**Your task**
Tell how many lines in these records contain the string "Yoklamayı", with only the number as the reply.

++++++

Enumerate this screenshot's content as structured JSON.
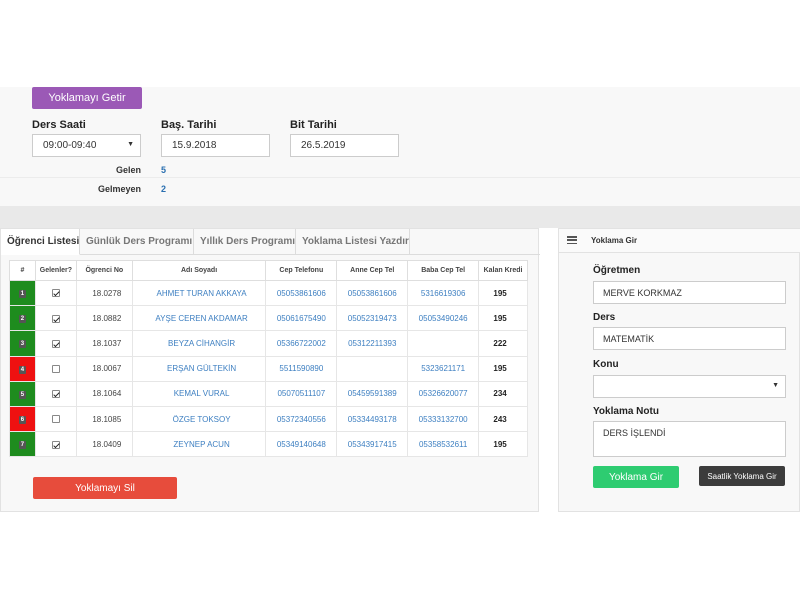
{
  "toolbar": {
    "getir_label": "Yoklamayı Getir"
  },
  "filters": {
    "ders_saati_label": "Ders Saati",
    "ders_saati_value": "09:00-09:40",
    "bas_tarihi_label": "Baş. Tarihi",
    "bas_tarihi_value": "15.9.2018",
    "bit_tarihi_label": "Bit Tarihi",
    "bit_tarihi_value": "26.5.2019"
  },
  "stats": {
    "gelen_label": "Gelen",
    "gelen_value": "5",
    "gelmeyen_label": "Gelmeyen",
    "gelmeyen_value": "2"
  },
  "tabs": [
    {
      "label": "Öğrenci Listesi"
    },
    {
      "label": "Günlük Ders Programı"
    },
    {
      "label": "Yıllık Ders Programı"
    },
    {
      "label": "Yoklama Listesi Yazdır"
    }
  ],
  "table": {
    "headers": [
      "#",
      "Gelenler?",
      "Ögrenci No",
      "Adı Soyadı",
      "Cep Telefonu",
      "Anne Cep Tel",
      "Baba Cep Tel",
      "Kalan Kredi"
    ],
    "rows": [
      {
        "num": "1",
        "present": true,
        "no": "18.0278",
        "name": "AHMET TURAN AKKAYA",
        "cep": "05053861606",
        "anne": "05053861606",
        "baba": "5316619306",
        "kredi": "195"
      },
      {
        "num": "2",
        "present": true,
        "no": "18.0882",
        "name": "AYŞE CEREN AKDAMAR",
        "cep": "05061675490",
        "anne": "05052319473",
        "baba": "05053490246",
        "kredi": "195"
      },
      {
        "num": "3",
        "present": true,
        "no": "18.1037",
        "name": "BEYZA CİHANGİR",
        "cep": "05366722002",
        "anne": "05312211393",
        "baba": "",
        "kredi": "222"
      },
      {
        "num": "4",
        "present": false,
        "no": "18.0067",
        "name": "ERŞAN GÜLTEKİN",
        "cep": "5511590890",
        "anne": "",
        "baba": "5323621171",
        "kredi": "195"
      },
      {
        "num": "5",
        "present": true,
        "no": "18.1064",
        "name": "KEMAL VURAL",
        "cep": "05070511107",
        "anne": "05459591389",
        "baba": "05326620077",
        "kredi": "234"
      },
      {
        "num": "6",
        "present": false,
        "no": "18.1085",
        "name": "ÖZGE TOKSOY",
        "cep": "05372340556",
        "anne": "05334493178",
        "baba": "05333132700",
        "kredi": "243"
      },
      {
        "num": "7",
        "present": true,
        "no": "18.0409",
        "name": "ZEYNEP ACUN",
        "cep": "05349140648",
        "anne": "05343917415",
        "baba": "05358532611",
        "kredi": "195"
      }
    ]
  },
  "footer": {
    "sil_label": "Yoklamayı Sil"
  },
  "right_panel": {
    "title": "Yoklama Gir",
    "ogretmen_label": "Öğretmen",
    "ogretmen_value": "MERVE KORKMAZ",
    "ders_label": "Ders",
    "ders_value": "MATEMATİK",
    "konu_label": "Konu",
    "konu_value": "",
    "not_label": "Yoklama Notu",
    "not_value": "DERS İŞLENDİ",
    "gir_label": "Yoklama Gir",
    "saatlik_label": "Saatlik Yoklama Gir"
  },
  "colors": {
    "purple": "#9b59b6",
    "present_green": "#1e8c1e",
    "absent_red": "#ee1111",
    "delete_red": "#e74c3c",
    "save_green": "#2ecc71",
    "dark_button": "#3c3c3c",
    "link_blue": "#3d7fc1"
  }
}
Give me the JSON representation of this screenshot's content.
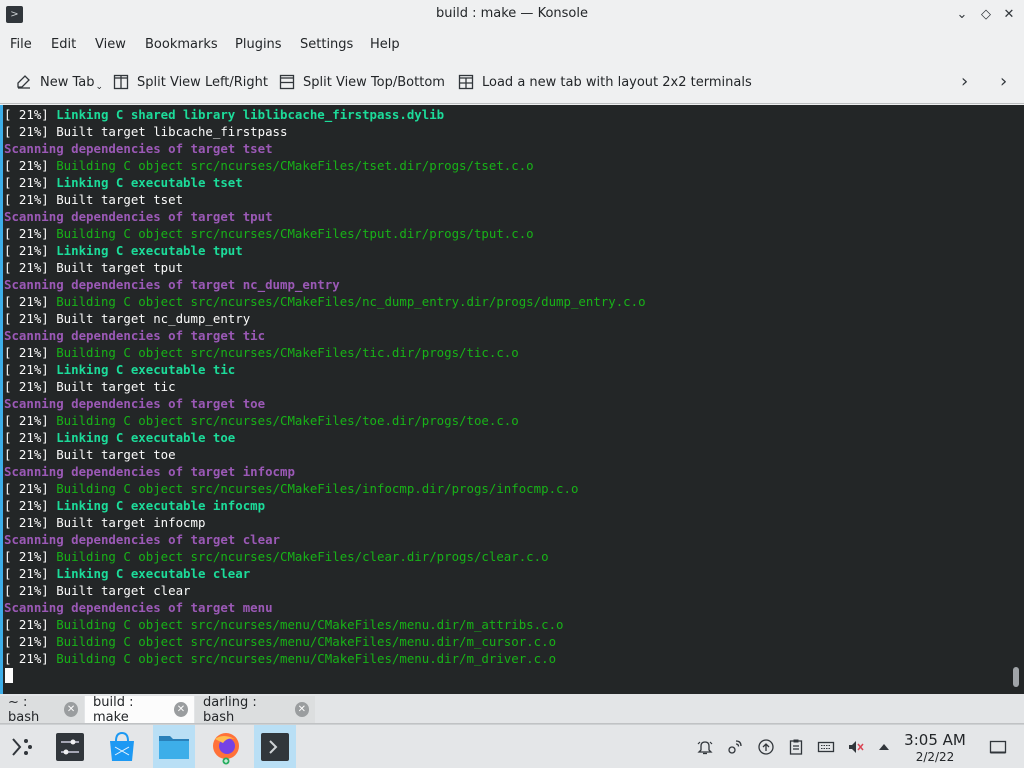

++++++

**Response to the exercise**
2